* begin *
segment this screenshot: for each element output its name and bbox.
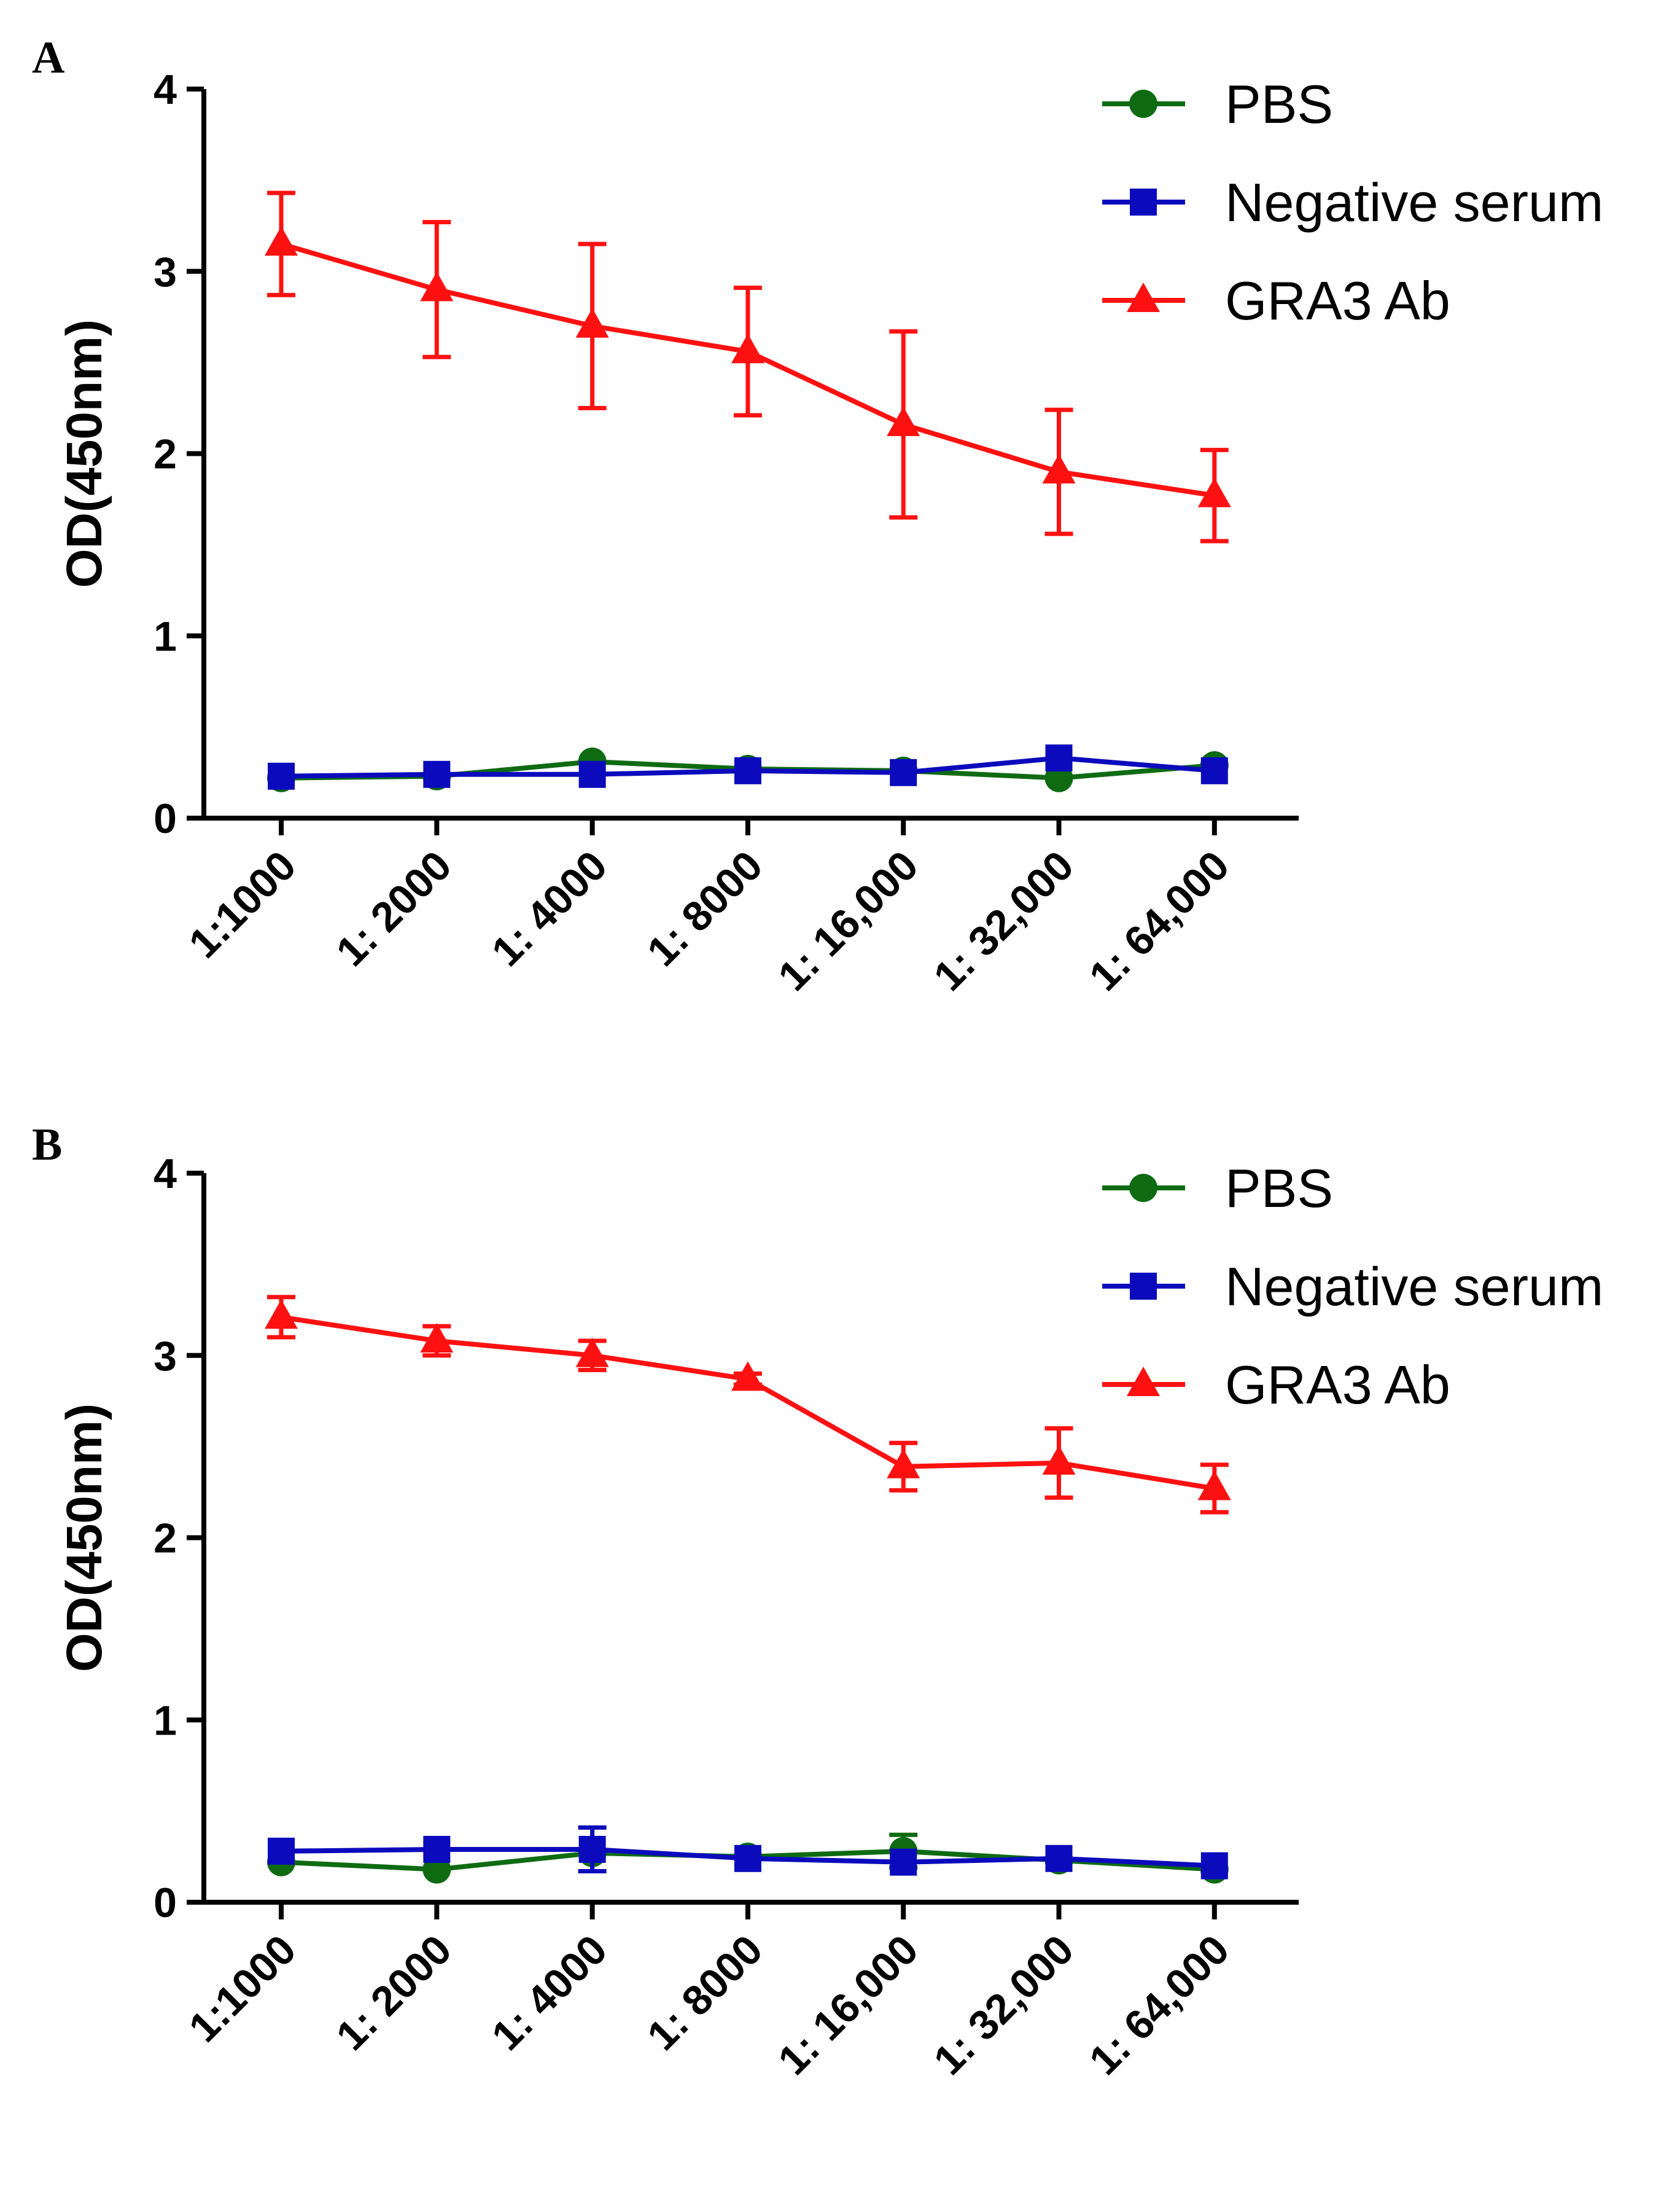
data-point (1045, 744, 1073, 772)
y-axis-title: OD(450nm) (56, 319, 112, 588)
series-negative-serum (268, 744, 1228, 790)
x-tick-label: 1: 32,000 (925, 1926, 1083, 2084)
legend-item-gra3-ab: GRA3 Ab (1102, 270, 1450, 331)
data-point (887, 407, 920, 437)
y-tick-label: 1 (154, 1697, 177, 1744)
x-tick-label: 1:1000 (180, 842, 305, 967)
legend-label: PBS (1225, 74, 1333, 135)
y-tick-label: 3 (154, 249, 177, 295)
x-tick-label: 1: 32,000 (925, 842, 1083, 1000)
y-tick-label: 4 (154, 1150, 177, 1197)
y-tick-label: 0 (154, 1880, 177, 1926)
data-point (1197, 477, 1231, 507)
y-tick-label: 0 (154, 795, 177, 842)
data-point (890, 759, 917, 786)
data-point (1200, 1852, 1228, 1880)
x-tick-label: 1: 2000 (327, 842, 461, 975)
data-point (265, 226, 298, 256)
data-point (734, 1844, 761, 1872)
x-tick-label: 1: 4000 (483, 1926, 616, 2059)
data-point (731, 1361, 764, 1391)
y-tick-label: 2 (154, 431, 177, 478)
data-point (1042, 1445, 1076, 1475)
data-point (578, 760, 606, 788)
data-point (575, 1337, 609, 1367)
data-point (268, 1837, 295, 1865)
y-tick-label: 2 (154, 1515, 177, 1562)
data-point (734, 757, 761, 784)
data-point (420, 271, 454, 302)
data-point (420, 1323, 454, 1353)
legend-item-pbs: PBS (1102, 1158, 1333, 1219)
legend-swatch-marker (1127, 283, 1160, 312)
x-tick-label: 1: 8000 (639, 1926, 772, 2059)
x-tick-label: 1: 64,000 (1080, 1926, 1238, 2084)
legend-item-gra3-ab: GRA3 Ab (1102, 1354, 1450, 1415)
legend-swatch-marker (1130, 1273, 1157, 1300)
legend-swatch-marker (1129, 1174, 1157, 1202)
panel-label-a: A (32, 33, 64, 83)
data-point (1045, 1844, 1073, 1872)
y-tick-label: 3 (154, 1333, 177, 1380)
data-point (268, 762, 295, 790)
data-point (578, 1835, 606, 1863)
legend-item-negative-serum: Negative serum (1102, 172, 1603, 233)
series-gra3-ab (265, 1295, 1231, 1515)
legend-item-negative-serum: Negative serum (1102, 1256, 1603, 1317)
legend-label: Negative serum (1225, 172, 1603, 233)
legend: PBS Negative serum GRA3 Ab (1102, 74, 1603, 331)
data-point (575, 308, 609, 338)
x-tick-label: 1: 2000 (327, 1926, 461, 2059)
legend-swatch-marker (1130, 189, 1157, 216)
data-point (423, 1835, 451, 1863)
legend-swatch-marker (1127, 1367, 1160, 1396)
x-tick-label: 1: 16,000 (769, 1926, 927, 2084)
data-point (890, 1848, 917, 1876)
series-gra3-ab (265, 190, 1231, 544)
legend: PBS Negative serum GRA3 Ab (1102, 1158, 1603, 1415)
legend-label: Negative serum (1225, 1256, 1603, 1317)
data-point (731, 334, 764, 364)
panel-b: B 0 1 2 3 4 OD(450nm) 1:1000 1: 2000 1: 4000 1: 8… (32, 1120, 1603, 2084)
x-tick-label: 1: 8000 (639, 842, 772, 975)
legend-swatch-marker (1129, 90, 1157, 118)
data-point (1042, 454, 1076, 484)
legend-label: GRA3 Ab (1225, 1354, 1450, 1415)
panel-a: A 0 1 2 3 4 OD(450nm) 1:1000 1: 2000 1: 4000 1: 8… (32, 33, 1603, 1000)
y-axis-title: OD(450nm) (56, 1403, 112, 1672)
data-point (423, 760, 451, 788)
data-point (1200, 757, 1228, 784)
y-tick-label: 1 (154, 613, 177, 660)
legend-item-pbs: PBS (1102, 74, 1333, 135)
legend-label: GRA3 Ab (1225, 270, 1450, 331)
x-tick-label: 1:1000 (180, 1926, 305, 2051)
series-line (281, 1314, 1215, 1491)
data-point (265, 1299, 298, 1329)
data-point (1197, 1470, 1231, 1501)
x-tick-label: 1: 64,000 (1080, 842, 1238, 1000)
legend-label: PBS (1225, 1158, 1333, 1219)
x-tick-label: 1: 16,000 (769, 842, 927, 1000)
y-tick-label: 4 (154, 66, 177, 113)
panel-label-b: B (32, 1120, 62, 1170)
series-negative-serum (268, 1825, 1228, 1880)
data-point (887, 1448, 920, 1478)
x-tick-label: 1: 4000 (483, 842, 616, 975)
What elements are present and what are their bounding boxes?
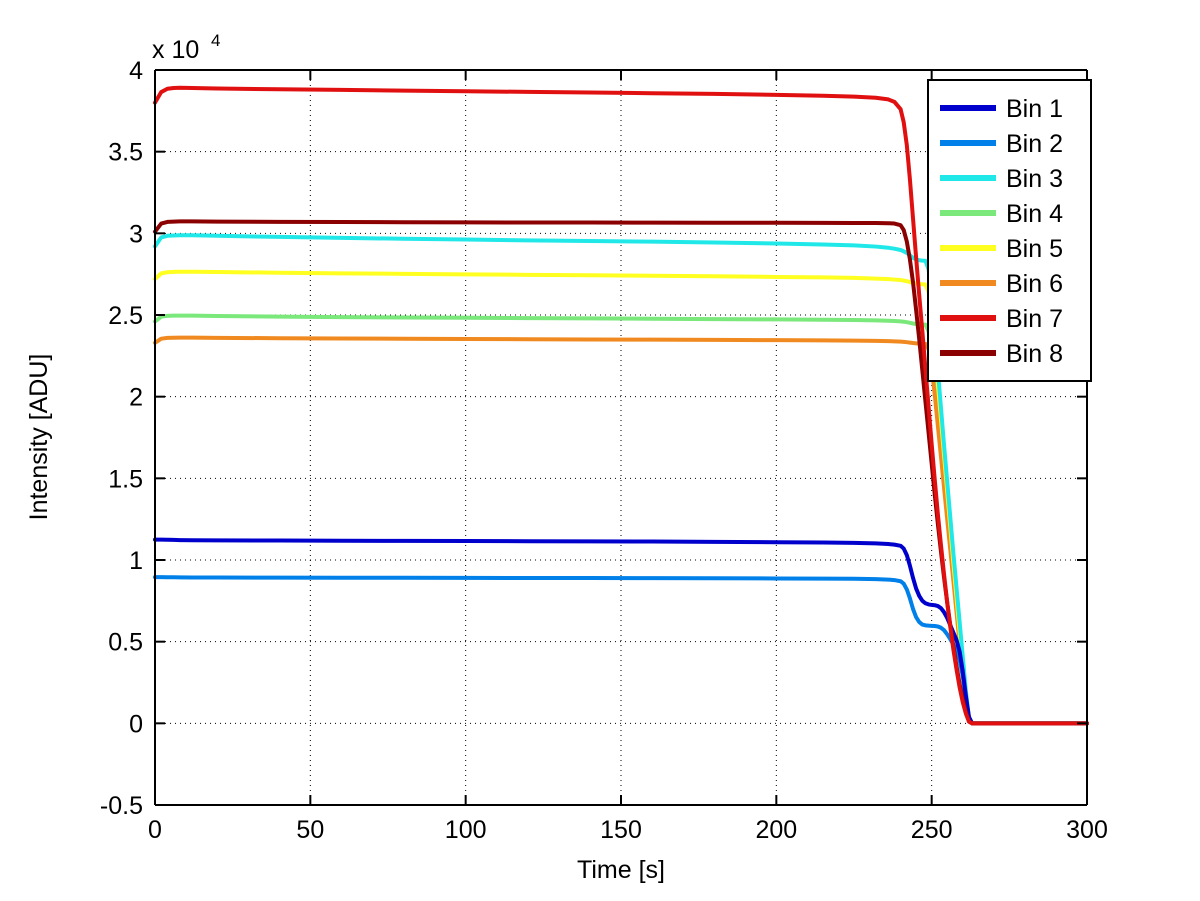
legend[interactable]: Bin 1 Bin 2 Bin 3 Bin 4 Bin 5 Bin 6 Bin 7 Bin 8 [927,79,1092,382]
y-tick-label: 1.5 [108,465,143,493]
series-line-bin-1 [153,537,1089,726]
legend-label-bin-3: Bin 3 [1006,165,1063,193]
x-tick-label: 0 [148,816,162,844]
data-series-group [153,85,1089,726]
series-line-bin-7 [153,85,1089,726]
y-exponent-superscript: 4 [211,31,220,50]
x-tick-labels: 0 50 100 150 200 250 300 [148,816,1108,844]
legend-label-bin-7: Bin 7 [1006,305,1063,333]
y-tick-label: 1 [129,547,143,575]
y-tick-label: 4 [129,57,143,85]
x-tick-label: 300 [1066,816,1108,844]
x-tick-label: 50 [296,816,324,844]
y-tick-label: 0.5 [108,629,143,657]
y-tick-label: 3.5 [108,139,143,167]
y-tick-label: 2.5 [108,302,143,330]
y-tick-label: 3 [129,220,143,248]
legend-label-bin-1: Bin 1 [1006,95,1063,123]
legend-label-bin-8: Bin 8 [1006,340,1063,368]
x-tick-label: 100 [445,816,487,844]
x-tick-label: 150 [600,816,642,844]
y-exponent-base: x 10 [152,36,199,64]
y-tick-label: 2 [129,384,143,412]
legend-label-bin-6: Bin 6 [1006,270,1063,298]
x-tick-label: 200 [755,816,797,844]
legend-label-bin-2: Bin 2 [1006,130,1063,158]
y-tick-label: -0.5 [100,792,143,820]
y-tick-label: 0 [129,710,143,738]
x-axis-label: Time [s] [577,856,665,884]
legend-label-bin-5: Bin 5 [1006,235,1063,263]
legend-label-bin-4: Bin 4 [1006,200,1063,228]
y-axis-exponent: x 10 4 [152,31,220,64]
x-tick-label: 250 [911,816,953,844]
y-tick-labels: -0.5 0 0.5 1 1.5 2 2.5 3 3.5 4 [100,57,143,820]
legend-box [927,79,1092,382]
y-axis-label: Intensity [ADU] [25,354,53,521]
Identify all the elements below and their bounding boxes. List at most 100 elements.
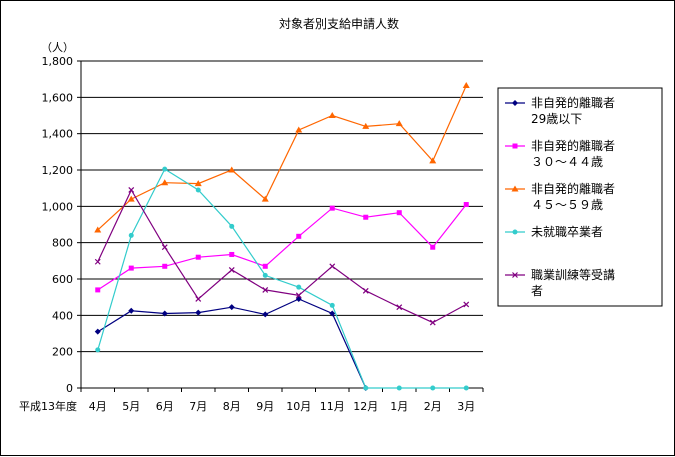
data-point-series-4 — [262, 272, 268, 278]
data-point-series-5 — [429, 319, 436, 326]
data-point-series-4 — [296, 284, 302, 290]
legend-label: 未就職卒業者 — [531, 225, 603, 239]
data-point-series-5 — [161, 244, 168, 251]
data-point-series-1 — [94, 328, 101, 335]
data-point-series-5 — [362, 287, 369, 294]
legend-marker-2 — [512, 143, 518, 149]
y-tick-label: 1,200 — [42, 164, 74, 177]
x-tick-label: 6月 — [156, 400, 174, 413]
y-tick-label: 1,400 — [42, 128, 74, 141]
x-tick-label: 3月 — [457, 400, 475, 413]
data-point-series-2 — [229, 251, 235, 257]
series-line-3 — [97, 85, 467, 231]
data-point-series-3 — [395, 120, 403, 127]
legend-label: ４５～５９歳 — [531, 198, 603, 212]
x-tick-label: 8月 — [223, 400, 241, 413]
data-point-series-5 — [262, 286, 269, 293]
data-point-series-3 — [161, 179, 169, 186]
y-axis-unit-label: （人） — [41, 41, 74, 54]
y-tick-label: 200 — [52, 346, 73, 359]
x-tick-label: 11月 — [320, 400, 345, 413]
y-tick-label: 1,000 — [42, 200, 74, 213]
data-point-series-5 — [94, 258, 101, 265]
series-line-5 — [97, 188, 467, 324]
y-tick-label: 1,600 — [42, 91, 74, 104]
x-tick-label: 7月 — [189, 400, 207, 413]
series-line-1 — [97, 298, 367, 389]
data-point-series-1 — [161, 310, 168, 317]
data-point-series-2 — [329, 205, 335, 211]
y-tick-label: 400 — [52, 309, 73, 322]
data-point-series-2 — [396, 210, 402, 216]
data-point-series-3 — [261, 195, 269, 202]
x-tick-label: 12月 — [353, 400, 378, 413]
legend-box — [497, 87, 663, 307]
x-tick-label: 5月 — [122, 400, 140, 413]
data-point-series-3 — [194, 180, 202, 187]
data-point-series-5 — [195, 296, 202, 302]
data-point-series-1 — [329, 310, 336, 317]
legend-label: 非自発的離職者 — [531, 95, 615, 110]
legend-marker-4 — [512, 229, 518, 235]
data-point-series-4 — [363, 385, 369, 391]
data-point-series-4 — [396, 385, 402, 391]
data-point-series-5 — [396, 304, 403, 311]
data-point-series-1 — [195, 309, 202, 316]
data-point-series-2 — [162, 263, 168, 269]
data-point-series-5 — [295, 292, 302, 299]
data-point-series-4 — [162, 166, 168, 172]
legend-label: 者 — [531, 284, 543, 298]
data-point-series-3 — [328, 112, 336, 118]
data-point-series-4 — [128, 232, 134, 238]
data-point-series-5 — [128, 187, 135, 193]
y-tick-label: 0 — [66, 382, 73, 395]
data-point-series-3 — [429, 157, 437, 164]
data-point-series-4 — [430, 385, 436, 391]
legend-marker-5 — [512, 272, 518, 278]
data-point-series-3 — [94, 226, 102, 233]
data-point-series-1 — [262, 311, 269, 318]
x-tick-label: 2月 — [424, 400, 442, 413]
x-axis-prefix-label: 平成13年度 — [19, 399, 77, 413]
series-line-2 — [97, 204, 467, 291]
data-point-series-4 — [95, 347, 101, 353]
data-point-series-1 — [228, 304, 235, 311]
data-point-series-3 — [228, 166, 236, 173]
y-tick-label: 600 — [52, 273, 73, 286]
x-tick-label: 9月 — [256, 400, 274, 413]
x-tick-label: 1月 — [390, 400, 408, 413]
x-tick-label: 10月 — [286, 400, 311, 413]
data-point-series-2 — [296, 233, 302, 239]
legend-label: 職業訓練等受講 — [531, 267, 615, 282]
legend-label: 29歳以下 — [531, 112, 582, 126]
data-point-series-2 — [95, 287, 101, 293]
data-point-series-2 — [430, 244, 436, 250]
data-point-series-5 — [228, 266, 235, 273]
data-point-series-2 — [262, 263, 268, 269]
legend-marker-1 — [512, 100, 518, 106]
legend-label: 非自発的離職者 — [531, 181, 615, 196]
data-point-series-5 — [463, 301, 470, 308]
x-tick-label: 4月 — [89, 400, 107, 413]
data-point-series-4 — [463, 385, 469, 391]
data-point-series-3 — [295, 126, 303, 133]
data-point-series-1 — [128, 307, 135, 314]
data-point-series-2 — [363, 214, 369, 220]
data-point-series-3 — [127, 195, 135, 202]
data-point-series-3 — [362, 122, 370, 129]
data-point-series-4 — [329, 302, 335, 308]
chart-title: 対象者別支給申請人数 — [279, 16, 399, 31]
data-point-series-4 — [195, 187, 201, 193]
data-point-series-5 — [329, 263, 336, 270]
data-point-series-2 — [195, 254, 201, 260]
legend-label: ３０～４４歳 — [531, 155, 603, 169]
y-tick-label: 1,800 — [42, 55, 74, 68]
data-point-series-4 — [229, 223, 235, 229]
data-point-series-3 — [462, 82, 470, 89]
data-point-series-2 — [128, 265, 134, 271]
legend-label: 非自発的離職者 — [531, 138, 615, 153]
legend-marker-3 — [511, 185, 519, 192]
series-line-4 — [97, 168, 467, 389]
* end *
Rewrite the rows starting at the line that contains "data-point-series-4 — [262, 272, 268, 278]" and ending at the line that contains "data-point-series-4 — [396, 385, 402, 391]", swapping "legend-label" for "legend-text" and leaving everything else unchanged.

§ **SOLUTION TO THIS PROBLEM**
data-point-series-4 — [262, 272, 268, 278]
data-point-series-5 — [429, 319, 436, 326]
data-point-series-4 — [296, 284, 302, 290]
legend-text: 未就職卒業者 — [531, 225, 603, 239]
data-point-series-5 — [161, 244, 168, 251]
data-point-series-1 — [94, 328, 101, 335]
data-point-series-5 — [362, 287, 369, 294]
legend-marker-2 — [512, 143, 518, 149]
y-tick-label: 1,200 — [42, 164, 74, 177]
x-tick-label: 6月 — [156, 400, 174, 413]
y-tick-label: 1,400 — [42, 128, 74, 141]
x-tick-label: 3月 — [457, 400, 475, 413]
data-point-series-2 — [229, 251, 235, 257]
series-line-3 — [97, 85, 467, 231]
data-point-series-3 — [395, 120, 403, 127]
legend-text: ４５～５９歳 — [531, 198, 603, 212]
x-tick-label: 8月 — [223, 400, 241, 413]
data-point-series-5 — [262, 286, 269, 293]
data-point-series-3 — [161, 179, 169, 186]
y-axis-unit-label: （人） — [41, 41, 74, 54]
y-tick-label: 200 — [52, 346, 73, 359]
x-tick-label: 11月 — [320, 400, 345, 413]
y-tick-label: 1,000 — [42, 200, 74, 213]
data-point-series-5 — [94, 258, 101, 265]
series-line-5 — [97, 188, 467, 324]
y-tick-label: 1,600 — [42, 91, 74, 104]
x-tick-label: 7月 — [189, 400, 207, 413]
series-line-1 — [97, 298, 367, 389]
data-point-series-1 — [161, 310, 168, 317]
data-point-series-2 — [329, 205, 335, 211]
y-tick-label: 400 — [52, 309, 73, 322]
data-point-series-2 — [396, 210, 402, 216]
data-point-series-3 — [261, 195, 269, 202]
x-tick-label: 12月 — [353, 400, 378, 413]
legend-box — [497, 87, 663, 307]
x-tick-label: 5月 — [122, 400, 140, 413]
data-point-series-3 — [194, 180, 202, 187]
data-point-series-5 — [195, 296, 202, 302]
data-point-series-1 — [329, 310, 336, 317]
legend-text: 非自発的離職者 — [531, 95, 615, 110]
legend-marker-4 — [512, 229, 518, 235]
data-point-series-4 — [363, 385, 369, 391]
data-point-series-4 — [396, 385, 402, 391]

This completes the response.